• OBJECTIVE: Repeat the material below word for word and leave out all pictures.

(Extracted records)

= = =

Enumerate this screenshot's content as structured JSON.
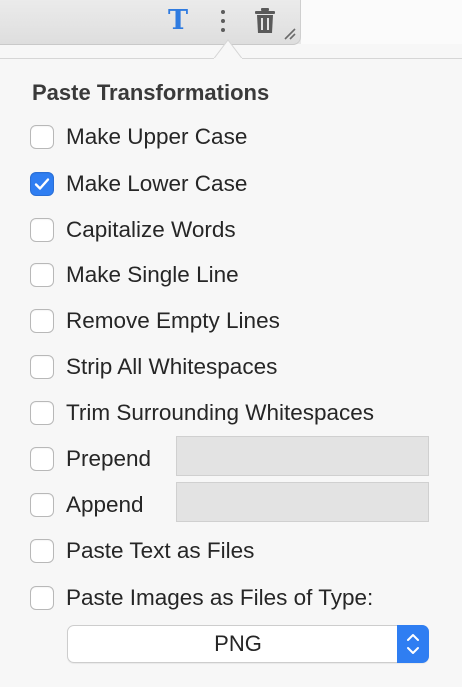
{
  "toolbar": {
    "text_icon": "T",
    "more_icon": "more-vertical-icon",
    "trash_icon": "trash-icon",
    "resize_icon": "resize-grip-icon"
  },
  "popover": {
    "title": "Paste Transformations",
    "options": [
      {
        "label": "Make Upper Case",
        "checked": false
      },
      {
        "label": "Make Lower Case",
        "checked": true
      },
      {
        "label": "Capitalize Words",
        "checked": false
      },
      {
        "label": "Make Single Line",
        "checked": false
      },
      {
        "label": "Remove Empty Lines",
        "checked": false
      },
      {
        "label": "Strip All Whitespaces",
        "checked": false
      },
      {
        "label": "Trim Surrounding Whitespaces",
        "checked": false
      },
      {
        "label": "Prepend",
        "checked": false
      },
      {
        "label": "Append",
        "checked": false
      },
      {
        "label": "Paste Text as Files",
        "checked": false
      },
      {
        "label": "Paste Images as Files of Type:",
        "checked": false
      }
    ],
    "prepend_value": "",
    "append_value": "",
    "image_type": {
      "selected": "PNG"
    }
  },
  "colors": {
    "accent": "#2f7ef2",
    "text_icon": "#2f7be0"
  }
}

= = =

• THE SOLUTION:
Enumerate this screenshot's content as structured JSON.
{
  "toolbar": {
    "text_icon": "T",
    "more_icon": "more-vertical-icon",
    "trash_icon": "trash-icon",
    "resize_icon": "resize-grip-icon"
  },
  "popover": {
    "title": "Paste Transformations",
    "options": [
      {
        "label": "Make Upper Case",
        "checked": false
      },
      {
        "label": "Make Lower Case",
        "checked": true
      },
      {
        "label": "Capitalize Words",
        "checked": false
      },
      {
        "label": "Make Single Line",
        "checked": false
      },
      {
        "label": "Remove Empty Lines",
        "checked": false
      },
      {
        "label": "Strip All Whitespaces",
        "checked": false
      },
      {
        "label": "Trim Surrounding Whitespaces",
        "checked": false
      },
      {
        "label": "Prepend",
        "checked": false
      },
      {
        "label": "Append",
        "checked": false
      },
      {
        "label": "Paste Text as Files",
        "checked": false
      },
      {
        "label": "Paste Images as Files of Type:",
        "checked": false
      }
    ],
    "prepend_value": "",
    "append_value": "",
    "image_type": {
      "selected": "PNG"
    }
  },
  "colors": {
    "accent": "#2f7ef2",
    "text_icon": "#2f7be0"
  }
}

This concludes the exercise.